GIVEN INSTRUCTION:
Produce a word-for-word copy of the listing below without its pictures.

==================================================

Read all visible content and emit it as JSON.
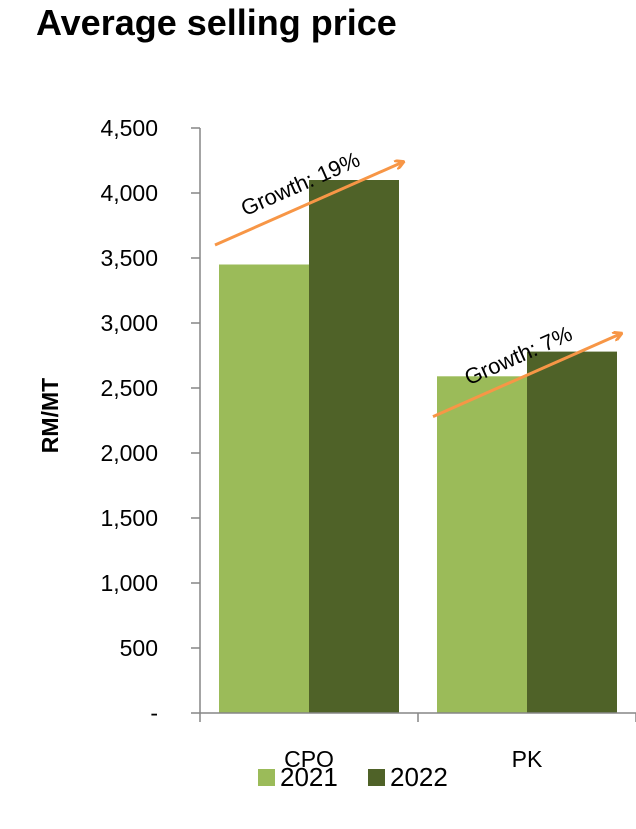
{
  "chart_data": {
    "type": "bar",
    "title": "Average selling price",
    "ylabel": "RM/MT",
    "xlabel": "",
    "categories": [
      "CPO",
      "PK"
    ],
    "series": [
      {
        "name": "2021",
        "values": [
          3450,
          2590
        ],
        "color": "#9bbb59"
      },
      {
        "name": "2022",
        "values": [
          4100,
          2780
        ],
        "color": "#4f6228"
      }
    ],
    "ylim": [
      0,
      4500
    ],
    "yticks": [
      0,
      500,
      1000,
      1500,
      2000,
      2500,
      3000,
      3500,
      4000,
      4500
    ],
    "ytick_labels": [
      "-",
      "500",
      "1,000",
      "1,500",
      "2,000",
      "2,500",
      "3,000",
      "3,500",
      "4,000",
      "4,500"
    ],
    "grid": false,
    "legend": "bottom",
    "annotations": [
      {
        "text": "Growth: 19%",
        "category": "CPO"
      },
      {
        "text": "Growth: 7%",
        "category": "PK"
      }
    ],
    "annotation_color": "#f79646"
  }
}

==================================================

RIGHT ANSWER:
Read all visible content and emit it as JSON.
{
  "chart_data": {
    "type": "bar",
    "title": "Average selling price",
    "ylabel": "RM/MT",
    "xlabel": "",
    "categories": [
      "CPO",
      "PK"
    ],
    "series": [
      {
        "name": "2021",
        "values": [
          3450,
          2590
        ],
        "color": "#9bbb59"
      },
      {
        "name": "2022",
        "values": [
          4100,
          2780
        ],
        "color": "#4f6228"
      }
    ],
    "ylim": [
      0,
      4500
    ],
    "yticks": [
      0,
      500,
      1000,
      1500,
      2000,
      2500,
      3000,
      3500,
      4000,
      4500
    ],
    "ytick_labels": [
      "-",
      "500",
      "1,000",
      "1,500",
      "2,000",
      "2,500",
      "3,000",
      "3,500",
      "4,000",
      "4,500"
    ],
    "grid": false,
    "legend": "bottom",
    "annotations": [
      {
        "text": "Growth: 19%",
        "category": "CPO"
      },
      {
        "text": "Growth: 7%",
        "category": "PK"
      }
    ],
    "annotation_color": "#f79646"
  }
}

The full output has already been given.